TRECHO DA PÁGINA:

-------------------------

Marcos Pedlowski – É porque nós temos, no Brasil, diversas heranças malditas. Nós nunca tratamos corretamente da questão da escravidão no país. A primeira menção ao uso social da terra aqui é de 1946 por força do Partido Comunista Brasileiro. Isso dá conta de que a modernização conservadora brasileira nunca resolveu problemas fundamentais da herança colonial. Aí você tem um padrão de modernização do Estado com bases podres, porque ela nunca se direciona a resolver dívidas históricas. Essa última fase das políticas de cotas e compensatórias não resolve isso, que tem a ver com o balanço político do país. Ou seja, se você fizer uma análise da economia política da formação do Estado brasileiro terá a explicação de porque o setor escravocrata é tão forte no Congresso. É porque, na verdade, houve uma modernização da economia, mas não houve uma modernização política e isso explica porque o latifúndio é tão forte no país.
Não adianta nós termos esses “badulaques hightechs” se a base das relações políticas são ancoradas no atraso. Temos uma sociedade moderna atrasada. Isso repercute não apenas no trabalho escravo, mas em qualquer faceta, na distribuição de renda, no acesso à saúde, educação, habitação. Não é à toa que a sociedade brasileira é uma das mais desiguais do planeta, pois não fizemos essa negociação histórica com nosso passado colonial.
IHU On-Line – Por que o trabalho escravo na Amazônia é tão preocupante?

-------------------------

MATERIAL FORNECIDO:

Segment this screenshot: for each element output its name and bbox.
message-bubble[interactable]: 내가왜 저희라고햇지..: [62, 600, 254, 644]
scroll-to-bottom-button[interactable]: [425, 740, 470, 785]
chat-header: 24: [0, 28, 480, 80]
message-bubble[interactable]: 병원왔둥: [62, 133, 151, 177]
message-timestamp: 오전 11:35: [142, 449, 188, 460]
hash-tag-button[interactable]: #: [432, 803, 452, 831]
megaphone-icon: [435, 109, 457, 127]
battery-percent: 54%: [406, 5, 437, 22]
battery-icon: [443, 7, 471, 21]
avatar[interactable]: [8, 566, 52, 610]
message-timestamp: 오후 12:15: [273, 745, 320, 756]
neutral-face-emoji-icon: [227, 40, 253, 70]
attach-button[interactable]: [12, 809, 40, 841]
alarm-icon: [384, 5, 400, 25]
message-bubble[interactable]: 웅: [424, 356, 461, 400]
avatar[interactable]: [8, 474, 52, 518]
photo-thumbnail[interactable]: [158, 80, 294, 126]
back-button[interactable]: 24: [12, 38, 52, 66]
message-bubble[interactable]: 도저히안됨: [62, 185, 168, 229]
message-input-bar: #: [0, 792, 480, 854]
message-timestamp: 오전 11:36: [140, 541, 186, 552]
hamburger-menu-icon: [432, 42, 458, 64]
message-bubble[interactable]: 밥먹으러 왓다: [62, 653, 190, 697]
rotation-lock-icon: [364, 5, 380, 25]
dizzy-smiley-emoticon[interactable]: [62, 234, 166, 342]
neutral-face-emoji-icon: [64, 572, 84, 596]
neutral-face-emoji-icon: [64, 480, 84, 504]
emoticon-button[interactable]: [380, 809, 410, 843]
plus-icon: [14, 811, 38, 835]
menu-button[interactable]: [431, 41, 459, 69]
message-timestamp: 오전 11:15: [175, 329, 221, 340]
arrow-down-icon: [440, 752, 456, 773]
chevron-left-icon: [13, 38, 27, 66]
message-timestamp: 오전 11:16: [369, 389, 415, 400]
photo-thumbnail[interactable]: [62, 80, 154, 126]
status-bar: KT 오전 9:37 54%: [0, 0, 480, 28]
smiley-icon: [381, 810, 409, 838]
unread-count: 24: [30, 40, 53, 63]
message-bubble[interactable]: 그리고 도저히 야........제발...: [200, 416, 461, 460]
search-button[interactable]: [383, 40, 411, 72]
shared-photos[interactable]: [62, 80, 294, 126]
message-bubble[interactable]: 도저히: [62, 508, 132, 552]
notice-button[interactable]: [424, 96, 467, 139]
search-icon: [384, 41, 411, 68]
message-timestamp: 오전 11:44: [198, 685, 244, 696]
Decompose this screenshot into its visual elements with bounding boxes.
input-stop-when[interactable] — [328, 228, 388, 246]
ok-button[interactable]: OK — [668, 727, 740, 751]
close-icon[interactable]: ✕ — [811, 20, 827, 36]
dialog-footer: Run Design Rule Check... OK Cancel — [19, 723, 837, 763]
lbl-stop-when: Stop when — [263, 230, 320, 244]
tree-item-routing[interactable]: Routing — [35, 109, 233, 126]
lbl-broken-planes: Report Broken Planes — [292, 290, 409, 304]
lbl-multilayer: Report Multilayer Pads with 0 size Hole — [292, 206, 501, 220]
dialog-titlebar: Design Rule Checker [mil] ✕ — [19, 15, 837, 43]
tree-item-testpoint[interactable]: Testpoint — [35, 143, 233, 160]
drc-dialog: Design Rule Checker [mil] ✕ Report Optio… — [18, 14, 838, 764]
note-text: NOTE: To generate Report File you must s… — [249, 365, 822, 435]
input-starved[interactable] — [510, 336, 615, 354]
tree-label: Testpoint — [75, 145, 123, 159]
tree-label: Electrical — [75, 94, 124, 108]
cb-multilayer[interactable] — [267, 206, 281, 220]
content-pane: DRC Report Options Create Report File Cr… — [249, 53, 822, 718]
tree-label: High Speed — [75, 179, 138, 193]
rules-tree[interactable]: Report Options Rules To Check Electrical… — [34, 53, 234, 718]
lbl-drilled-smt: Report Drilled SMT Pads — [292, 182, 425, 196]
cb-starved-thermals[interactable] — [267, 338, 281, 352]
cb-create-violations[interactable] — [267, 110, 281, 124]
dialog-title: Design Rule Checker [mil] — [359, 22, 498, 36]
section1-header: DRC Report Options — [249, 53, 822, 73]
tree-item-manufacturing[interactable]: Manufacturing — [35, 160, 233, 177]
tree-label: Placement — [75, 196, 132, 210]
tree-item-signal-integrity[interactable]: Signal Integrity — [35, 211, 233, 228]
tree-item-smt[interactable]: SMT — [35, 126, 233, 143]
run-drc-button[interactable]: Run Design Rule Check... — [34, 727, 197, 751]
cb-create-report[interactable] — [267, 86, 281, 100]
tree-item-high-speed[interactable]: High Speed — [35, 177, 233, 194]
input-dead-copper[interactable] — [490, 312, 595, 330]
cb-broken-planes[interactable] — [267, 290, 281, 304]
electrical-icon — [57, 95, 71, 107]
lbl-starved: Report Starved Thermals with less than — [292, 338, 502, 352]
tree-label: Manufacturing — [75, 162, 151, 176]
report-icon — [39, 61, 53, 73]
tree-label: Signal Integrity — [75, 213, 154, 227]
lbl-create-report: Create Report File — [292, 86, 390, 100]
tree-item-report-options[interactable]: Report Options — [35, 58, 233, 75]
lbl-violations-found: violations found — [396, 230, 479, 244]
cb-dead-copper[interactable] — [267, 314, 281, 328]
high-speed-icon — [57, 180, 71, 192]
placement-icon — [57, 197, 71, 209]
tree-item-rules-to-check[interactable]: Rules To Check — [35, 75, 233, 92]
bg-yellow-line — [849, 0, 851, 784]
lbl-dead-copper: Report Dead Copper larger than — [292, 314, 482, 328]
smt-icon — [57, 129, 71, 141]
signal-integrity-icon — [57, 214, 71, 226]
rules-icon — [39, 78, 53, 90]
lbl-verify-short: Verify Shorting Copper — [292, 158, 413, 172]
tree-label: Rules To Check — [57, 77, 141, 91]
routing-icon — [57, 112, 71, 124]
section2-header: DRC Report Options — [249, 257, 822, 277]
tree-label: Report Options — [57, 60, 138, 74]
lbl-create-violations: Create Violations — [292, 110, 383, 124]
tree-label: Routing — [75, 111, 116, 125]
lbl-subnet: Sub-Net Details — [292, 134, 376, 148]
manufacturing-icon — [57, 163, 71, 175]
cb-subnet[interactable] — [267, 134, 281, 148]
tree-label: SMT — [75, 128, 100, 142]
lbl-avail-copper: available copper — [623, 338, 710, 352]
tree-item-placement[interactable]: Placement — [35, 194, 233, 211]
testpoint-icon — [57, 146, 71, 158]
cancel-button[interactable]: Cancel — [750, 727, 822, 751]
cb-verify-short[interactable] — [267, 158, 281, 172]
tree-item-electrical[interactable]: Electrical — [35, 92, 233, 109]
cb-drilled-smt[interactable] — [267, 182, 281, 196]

-------------------------

QUESTÕES PROPOSTAS:
1. No trecho da entrevista sobre escravidão e modernização no Brasil, de que ano é a primeira menção ao uso social da terra no país, e por força de quem?
2. Dê continuidade ao trecho da entrevista sobre a herança escravocrata no Brasil, a partir da última frase.

RESPOSTAS ESCRITAS:
1. De 1946, por força do Partido Comunista Brasileiro.

2.
Marcos Pedlowski – Eu conheço bem a Amazônia. E vejo que há o desconhecimento de como o trabalho escravo está disseminado. O brasileiro é um grande desconhecedor do seu próprio país. Isso não acontece só conosco. Os estadunidenses são assim também. Então, o brasileiro que não mora no estado amazônico tem uma relação meio mitológica com a Amazônia, ela ocupa muito do imaginário da população. A falta de soberania na Amazônia faz isso. Acho que se superdimensiona o problema do trabalho escravo na Amazônia e obscurece o problema no restante do país. Agora, que a questão do trabalho escravo na Amazônia é muito séria, isso é! Porque, efetivamente, se o Estado nacional brasileiro é frágil em outras regiões, imagina na região que deixamos fora do processo efetivo até a década de 1970. A Amazônia representa 2/3 do país. Como fiscalizar uma região tão grande, com tão poucas pessoas, que sofrem ameaças dos grandes proprietários rurais, que muitas vezes são aliados dos políticos? Esse problema é muito grave na Amazônia, mas também em outras regiões do Brasil.
IHU On-Line – Como podemos entender as diferenças entre trabalho escravo e trabalho degradante?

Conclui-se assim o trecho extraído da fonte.